Work to complete —
From the listing that follows, output everything exactly except the pictures.

Input material —

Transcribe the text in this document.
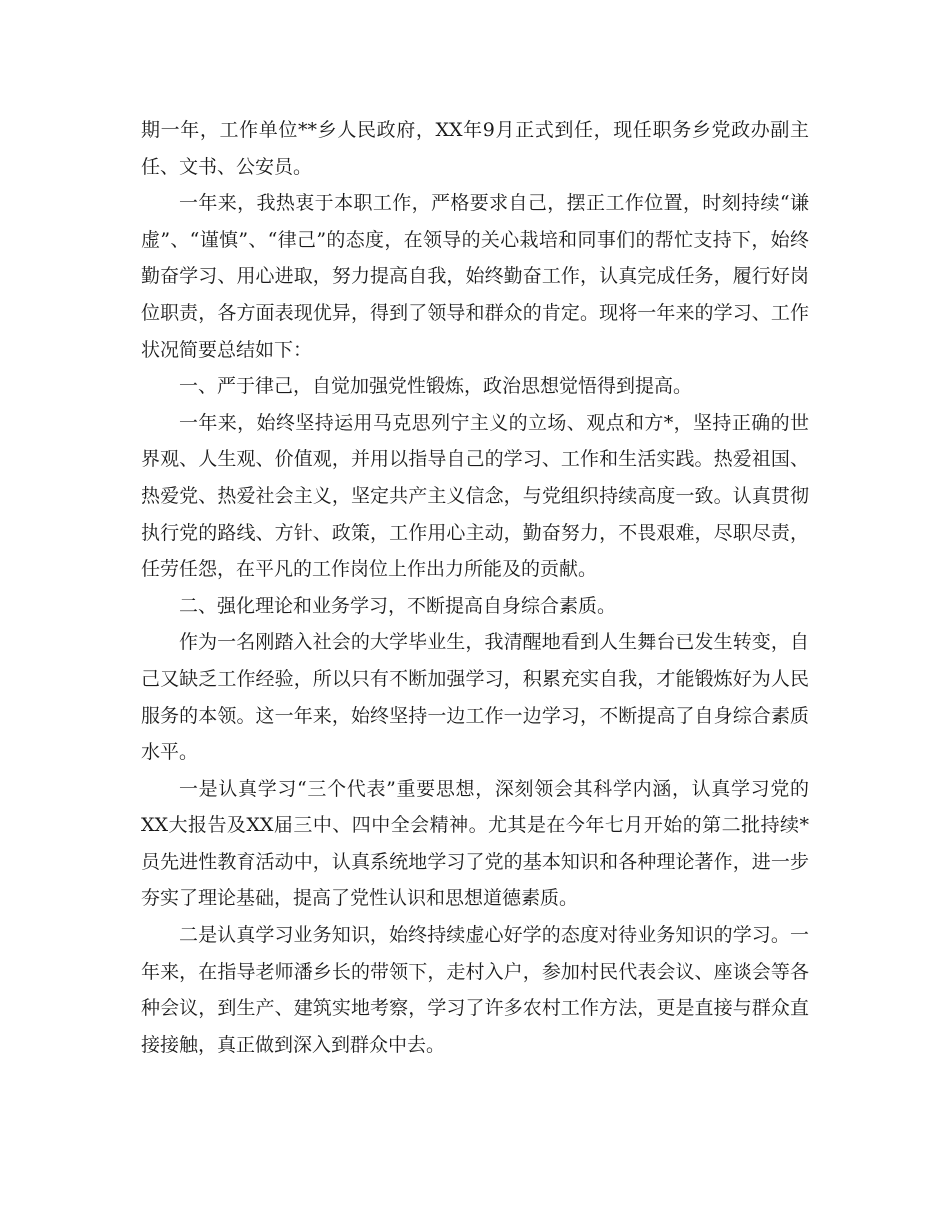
期一年，工作单位**乡人民政府，XX年9月正式到任，现任职务乡党政办副主任、文书、公安员。

一年来，我热衷于本职工作，严格要求自己，摆正工作位置，时刻持续“谦虚”、“谨慎”、“律己”的态度，在领导的关心栽培和同事们的帮忙支持下，始终勤奋学习、用心进取，努力提高自我，始终勤奋工作，认真完成任务，履行好岗位职责，各方面表现优异，得到了领导和群众的肯定。现将一年来的学习、工作状况简要总结如下：

一、严于律己，自觉加强党性锻炼，政治思想觉悟得到提高。

一年来，始终坚持运用马克思列宁主义的立场、观点和方*，坚持正确的世界观、人生观、价值观，并用以指导自己的学习、工作和生活实践。热爱祖国、热爱党、热爱社会主义，坚定共产主义信念，与党组织持续高度一致。认真贯彻执行党的路线、方针、政策，工作用心主动，勤奋努力，不畏艰难，尽职尽责，任劳任怨，在平凡的工作岗位上作出力所能及的贡献。

二、强化理论和业务学习，不断提高自身综合素质。

作为一名刚踏入社会的大学毕业生，我清醒地看到人生舞台已发生转变，自己又缺乏工作经验，所以只有不断加强学习，积累充实自我，才能锻炼好为人民服务的本领。这一年来，始终坚持一边工作一边学习，不断提高了自身综合素质水平。

一是认真学习“三个代表”重要思想，深刻领会其科学内涵，认真学习党的XX大报告及XX届三中、四中全会精神。尤其是在今年七月开始的第二批持续*员先进性教育活动中，认真系统地学习了党的基本知识和各种理论著作，进一步夯实了理论基础，提高了党性认识和思想道德素质。

二是认真学习业务知识，始终持续虚心好学的态度对待业务知识的学习。一年来，在指导老师潘乡长的带领下，走村入户，参加村民代表会议、座谈会等各种会议，到生产、建筑实地考察，学习了许多农村工作方法，更是直接与群众直接接触，真正做到深入到群众中去。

Task result —
Transcribe the text in this document.
期一年，工作单位**乡人民政府，XX年9月正式到任，现任职务乡党政办副主任、文书、公安员。

一年来，我热衷于本职工作，严格要求自己，摆正工作位置，时刻持续“谦虚”、“谨慎”、“律己”的态度，在领导的关心栽培和同事们的帮忙支持下，始终勤奋学习、用心进取，努力提高自我，始终勤奋工作，认真完成任务，履行好岗位职责，各方面表现优异，得到了领导和群众的肯定。现将一年来的学习、工作状况简要总结如下：

一、严于律己，自觉加强党性锻炼，政治思想觉悟得到提高。

一年来，始终坚持运用马克思列宁主义的立场、观点和方*，坚持正确的世界观、人生观、价值观，并用以指导自己的学习、工作和生活实践。热爱祖国、热爱党、热爱社会主义，坚定共产主义信念，与党组织持续高度一致。认真贯彻执行党的路线、方针、政策，工作用心主动，勤奋努力，不畏艰难，尽职尽责，任劳任怨，在平凡的工作岗位上作出力所能及的贡献。

二、强化理论和业务学习，不断提高自身综合素质。

作为一名刚踏入社会的大学毕业生，我清醒地看到人生舞台已发生转变，自己又缺乏工作经验，所以只有不断加强学习，积累充实自我，才能锻炼好为人民服务的本领。这一年来，始终坚持一边工作一边学习，不断提高了自身综合素质水平。

一是认真学习“三个代表”重要思想，深刻领会其科学内涵，认真学习党的XX大报告及XX届三中、四中全会精神。尤其是在今年七月开始的第二批持续*员先进性教育活动中，认真系统地学习了党的基本知识和各种理论著作，进一步夯实了理论基础，提高了党性认识和思想道德素质。

二是认真学习业务知识，始终持续虚心好学的态度对待业务知识的学习。一年来，在指导老师潘乡长的带领下，走村入户，参加村民代表会议、座谈会等各种会议，到生产、建筑实地考察，学习了许多农村工作方法，更是直接与群众直接接触，真正做到深入到群众中去。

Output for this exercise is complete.